● What is required:
Copy out the material below in full, but not its images.

● Input:

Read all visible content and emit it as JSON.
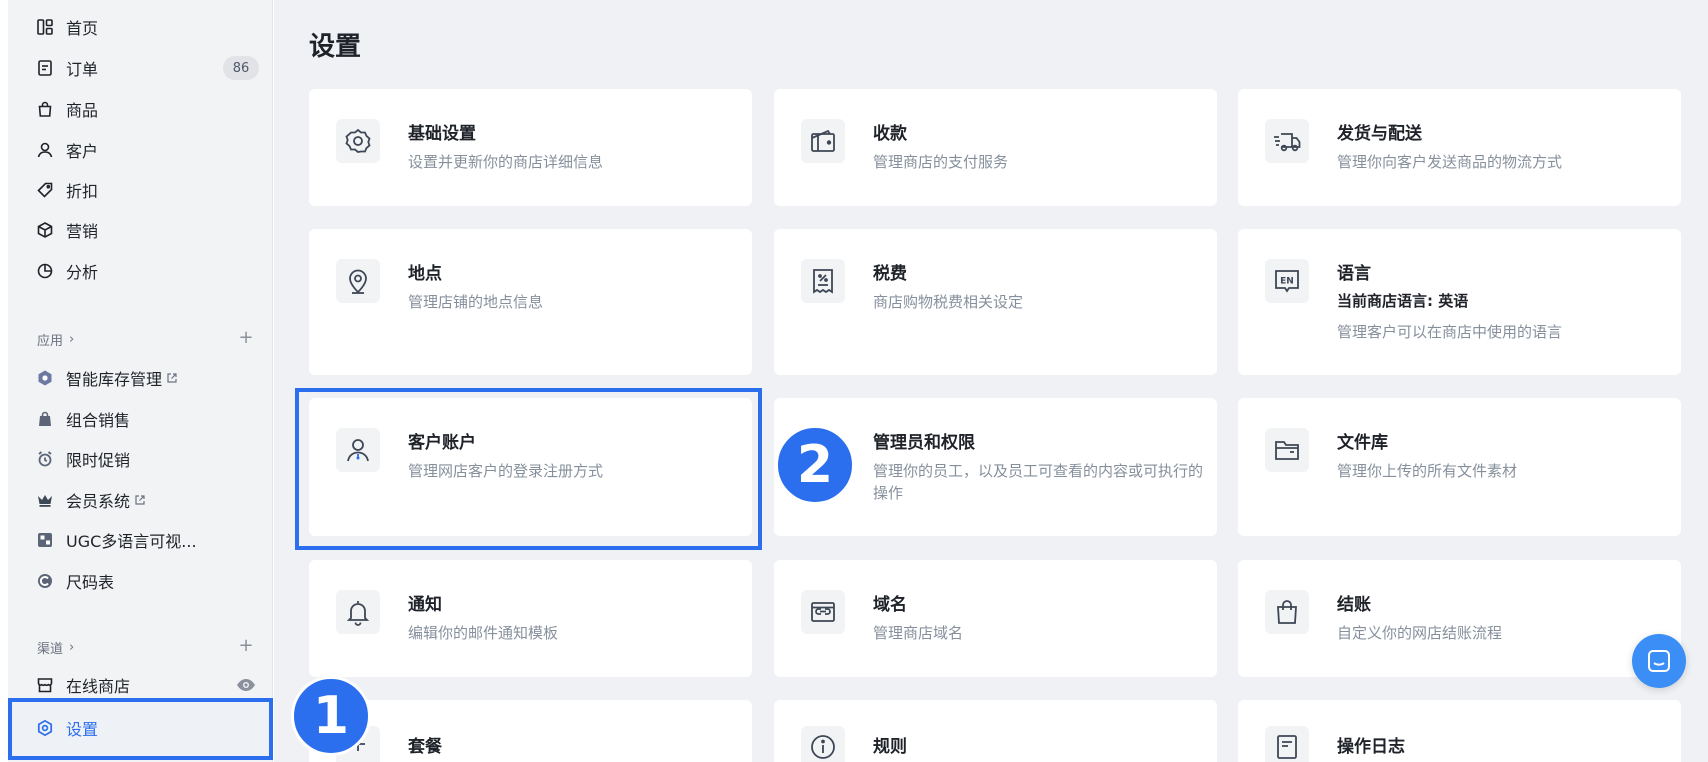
{
  "sidebar": {
    "nav": [
      {
        "label": "首页",
        "icon": "dashboard-icon"
      },
      {
        "label": "订单",
        "icon": "order-icon",
        "badge": "86"
      },
      {
        "label": "商品",
        "icon": "bag-icon"
      },
      {
        "label": "客户",
        "icon": "user-icon"
      },
      {
        "label": "折扣",
        "icon": "tag-icon"
      },
      {
        "label": "营销",
        "icon": "cube-icon"
      },
      {
        "label": "分析",
        "icon": "pie-chart-icon"
      }
    ],
    "apps_label": "应用",
    "apps": [
      {
        "label": "智能库存管理",
        "icon": "hexagon-icon",
        "external": true
      },
      {
        "label": "组合销售",
        "icon": "bag-fill-icon"
      },
      {
        "label": "限时促销",
        "icon": "alarm-clock-icon"
      },
      {
        "label": "会员系统",
        "icon": "crown-icon",
        "external": true
      },
      {
        "label": "UGC多语言可视...",
        "icon": "gallery-icon"
      },
      {
        "label": "尺码表",
        "icon": "ruler-c-icon"
      }
    ],
    "channels_label": "渠道",
    "channels": [
      {
        "label": "在线商店",
        "icon": "store-icon"
      }
    ],
    "settings_label": "设置"
  },
  "main": {
    "title": "设置",
    "cards": [
      {
        "title": "基础设置",
        "desc": "设置并更新你的商店详细信息",
        "icon": "gear-icon"
      },
      {
        "title": "收款",
        "desc": "管理商店的支付服务",
        "icon": "wallet-icon"
      },
      {
        "title": "发货与配送",
        "desc": "管理你向客户发送商品的物流方式",
        "icon": "truck-icon"
      },
      {
        "title": "地点",
        "desc": "管理店铺的地点信息",
        "icon": "location-pin-icon"
      },
      {
        "title": "税费",
        "desc": "商店购物税费相关设定",
        "icon": "receipt-percent-icon"
      },
      {
        "title": "语言",
        "subtitle": "当前商店语言: 英语",
        "desc": "管理客户可以在商店中使用的语言",
        "icon": "language-en-icon"
      },
      {
        "title": "客户账户",
        "desc": "管理网店客户的登录注册方式",
        "icon": "customer-account-icon"
      },
      {
        "title": "管理员和权限",
        "desc": "管理你的员工，以及员工可查看的内容或可执行的操作",
        "icon": "admin-icon"
      },
      {
        "title": "文件库",
        "desc": "管理你上传的所有文件素材",
        "icon": "folder-icon"
      },
      {
        "title": "通知",
        "desc": "编辑你的邮件通知模板",
        "icon": "bell-icon"
      },
      {
        "title": "域名",
        "desc": "管理商店域名",
        "icon": "domain-link-icon"
      },
      {
        "title": "结账",
        "desc": "自定义你的网店结账流程",
        "icon": "shopping-bag-icon"
      },
      {
        "title": "套餐",
        "desc": "",
        "icon": "plan-add-icon"
      },
      {
        "title": "规则",
        "desc": "",
        "icon": "info-icon"
      },
      {
        "title": "操作日志",
        "desc": "",
        "icon": "log-icon"
      }
    ]
  },
  "annotations": {
    "step1": "1",
    "step2": "2"
  },
  "colors": {
    "accent": "#2b6fee",
    "sidebar_bg": "#f2f3f5",
    "main_bg": "#eff1f4",
    "card_bg": "#ffffff",
    "muted_text": "#86909c",
    "chat_button": "#3a8ef6"
  }
}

● Reply:
Read all visible content and emit it as JSON.
{
  "sidebar": {
    "nav": [
      {
        "label": "首页",
        "icon": "dashboard-icon"
      },
      {
        "label": "订单",
        "icon": "order-icon",
        "badge": "86"
      },
      {
        "label": "商品",
        "icon": "bag-icon"
      },
      {
        "label": "客户",
        "icon": "user-icon"
      },
      {
        "label": "折扣",
        "icon": "tag-icon"
      },
      {
        "label": "营销",
        "icon": "cube-icon"
      },
      {
        "label": "分析",
        "icon": "pie-chart-icon"
      }
    ],
    "apps_label": "应用",
    "apps": [
      {
        "label": "智能库存管理",
        "icon": "hexagon-icon",
        "external": true
      },
      {
        "label": "组合销售",
        "icon": "bag-fill-icon"
      },
      {
        "label": "限时促销",
        "icon": "alarm-clock-icon"
      },
      {
        "label": "会员系统",
        "icon": "crown-icon",
        "external": true
      },
      {
        "label": "UGC多语言可视...",
        "icon": "gallery-icon"
      },
      {
        "label": "尺码表",
        "icon": "ruler-c-icon"
      }
    ],
    "channels_label": "渠道",
    "channels": [
      {
        "label": "在线商店",
        "icon": "store-icon"
      }
    ],
    "settings_label": "设置"
  },
  "main": {
    "title": "设置",
    "cards": [
      {
        "title": "基础设置",
        "desc": "设置并更新你的商店详细信息",
        "icon": "gear-icon"
      },
      {
        "title": "收款",
        "desc": "管理商店的支付服务",
        "icon": "wallet-icon"
      },
      {
        "title": "发货与配送",
        "desc": "管理你向客户发送商品的物流方式",
        "icon": "truck-icon"
      },
      {
        "title": "地点",
        "desc": "管理店铺的地点信息",
        "icon": "location-pin-icon"
      },
      {
        "title": "税费",
        "desc": "商店购物税费相关设定",
        "icon": "receipt-percent-icon"
      },
      {
        "title": "语言",
        "subtitle": "当前商店语言: 英语",
        "desc": "管理客户可以在商店中使用的语言",
        "icon": "language-en-icon"
      },
      {
        "title": "客户账户",
        "desc": "管理网店客户的登录注册方式",
        "icon": "customer-account-icon"
      },
      {
        "title": "管理员和权限",
        "desc": "管理你的员工，以及员工可查看的内容或可执行的操作",
        "icon": "admin-icon"
      },
      {
        "title": "文件库",
        "desc": "管理你上传的所有文件素材",
        "icon": "folder-icon"
      },
      {
        "title": "通知",
        "desc": "编辑你的邮件通知模板",
        "icon": "bell-icon"
      },
      {
        "title": "域名",
        "desc": "管理商店域名",
        "icon": "domain-link-icon"
      },
      {
        "title": "结账",
        "desc": "自定义你的网店结账流程",
        "icon": "shopping-bag-icon"
      },
      {
        "title": "套餐",
        "desc": "",
        "icon": "plan-add-icon"
      },
      {
        "title": "规则",
        "desc": "",
        "icon": "info-icon"
      },
      {
        "title": "操作日志",
        "desc": "",
        "icon": "log-icon"
      }
    ]
  },
  "annotations": {
    "step1": "1",
    "step2": "2"
  },
  "colors": {
    "accent": "#2b6fee",
    "sidebar_bg": "#f2f3f5",
    "main_bg": "#eff1f4",
    "card_bg": "#ffffff",
    "muted_text": "#86909c",
    "chat_button": "#3a8ef6"
  }
}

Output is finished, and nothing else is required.